### SHORT EXERCISE
State how many lines of the entries hold the string "Schumm", and output nothing but that count.
----- SUPPLIED DATA -----
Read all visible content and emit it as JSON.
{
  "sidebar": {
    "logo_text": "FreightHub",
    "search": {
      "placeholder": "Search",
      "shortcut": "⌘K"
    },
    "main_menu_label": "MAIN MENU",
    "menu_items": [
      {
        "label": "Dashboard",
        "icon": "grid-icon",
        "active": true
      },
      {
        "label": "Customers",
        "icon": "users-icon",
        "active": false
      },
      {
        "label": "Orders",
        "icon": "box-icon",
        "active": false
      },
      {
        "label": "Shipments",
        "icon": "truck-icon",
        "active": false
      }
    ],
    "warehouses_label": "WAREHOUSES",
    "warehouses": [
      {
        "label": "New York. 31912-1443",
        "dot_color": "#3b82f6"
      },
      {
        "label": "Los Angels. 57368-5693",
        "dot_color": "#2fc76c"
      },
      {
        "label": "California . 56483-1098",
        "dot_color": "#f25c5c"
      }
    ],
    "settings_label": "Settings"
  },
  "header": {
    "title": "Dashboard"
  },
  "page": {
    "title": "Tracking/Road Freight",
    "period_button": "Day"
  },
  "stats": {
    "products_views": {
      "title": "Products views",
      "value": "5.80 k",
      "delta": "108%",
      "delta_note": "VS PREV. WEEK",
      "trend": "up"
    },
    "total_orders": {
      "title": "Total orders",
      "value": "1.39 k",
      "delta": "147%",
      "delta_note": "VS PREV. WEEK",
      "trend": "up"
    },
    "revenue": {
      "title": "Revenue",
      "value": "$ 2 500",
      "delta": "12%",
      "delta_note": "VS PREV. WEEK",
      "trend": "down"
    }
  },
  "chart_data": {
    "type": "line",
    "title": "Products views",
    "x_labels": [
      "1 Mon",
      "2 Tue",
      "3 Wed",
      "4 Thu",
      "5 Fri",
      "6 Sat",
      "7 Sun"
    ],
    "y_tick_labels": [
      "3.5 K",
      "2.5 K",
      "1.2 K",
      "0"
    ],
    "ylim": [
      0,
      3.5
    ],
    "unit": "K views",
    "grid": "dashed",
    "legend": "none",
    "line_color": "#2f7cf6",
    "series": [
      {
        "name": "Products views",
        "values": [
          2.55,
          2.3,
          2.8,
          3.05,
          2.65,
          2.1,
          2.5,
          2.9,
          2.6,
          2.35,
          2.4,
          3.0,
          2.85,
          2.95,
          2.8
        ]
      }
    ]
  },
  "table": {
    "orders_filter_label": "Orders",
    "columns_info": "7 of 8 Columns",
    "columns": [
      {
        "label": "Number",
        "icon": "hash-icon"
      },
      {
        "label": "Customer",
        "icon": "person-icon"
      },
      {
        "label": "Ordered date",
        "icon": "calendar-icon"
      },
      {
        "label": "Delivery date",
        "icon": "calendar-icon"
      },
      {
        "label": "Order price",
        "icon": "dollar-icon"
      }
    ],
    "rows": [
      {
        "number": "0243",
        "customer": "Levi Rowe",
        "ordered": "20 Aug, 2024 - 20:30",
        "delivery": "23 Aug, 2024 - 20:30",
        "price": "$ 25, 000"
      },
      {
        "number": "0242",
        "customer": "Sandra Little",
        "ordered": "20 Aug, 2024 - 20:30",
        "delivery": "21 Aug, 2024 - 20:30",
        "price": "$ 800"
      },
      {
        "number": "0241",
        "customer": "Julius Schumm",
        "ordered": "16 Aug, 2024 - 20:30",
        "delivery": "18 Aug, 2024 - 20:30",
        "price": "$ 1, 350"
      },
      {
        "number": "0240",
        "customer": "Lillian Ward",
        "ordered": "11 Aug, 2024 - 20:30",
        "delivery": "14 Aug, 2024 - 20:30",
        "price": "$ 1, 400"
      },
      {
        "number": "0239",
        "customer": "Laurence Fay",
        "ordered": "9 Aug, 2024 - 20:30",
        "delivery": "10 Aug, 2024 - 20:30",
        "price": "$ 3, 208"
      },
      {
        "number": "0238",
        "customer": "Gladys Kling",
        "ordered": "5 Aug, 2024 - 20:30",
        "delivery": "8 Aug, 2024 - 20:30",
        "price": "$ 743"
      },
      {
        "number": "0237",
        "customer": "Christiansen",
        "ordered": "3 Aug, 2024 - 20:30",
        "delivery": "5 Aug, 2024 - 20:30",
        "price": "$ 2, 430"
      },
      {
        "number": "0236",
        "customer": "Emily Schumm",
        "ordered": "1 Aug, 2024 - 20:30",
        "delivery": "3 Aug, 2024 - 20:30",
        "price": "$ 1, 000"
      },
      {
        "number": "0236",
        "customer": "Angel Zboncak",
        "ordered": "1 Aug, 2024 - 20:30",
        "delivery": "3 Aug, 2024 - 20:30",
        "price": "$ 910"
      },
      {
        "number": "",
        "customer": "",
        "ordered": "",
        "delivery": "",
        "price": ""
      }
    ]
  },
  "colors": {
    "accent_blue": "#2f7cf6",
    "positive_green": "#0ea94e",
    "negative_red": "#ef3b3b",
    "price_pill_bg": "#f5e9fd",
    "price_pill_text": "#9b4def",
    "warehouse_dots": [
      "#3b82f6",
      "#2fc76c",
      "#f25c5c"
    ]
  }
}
-----
### RESPONSE TO THIS EXERCISE
2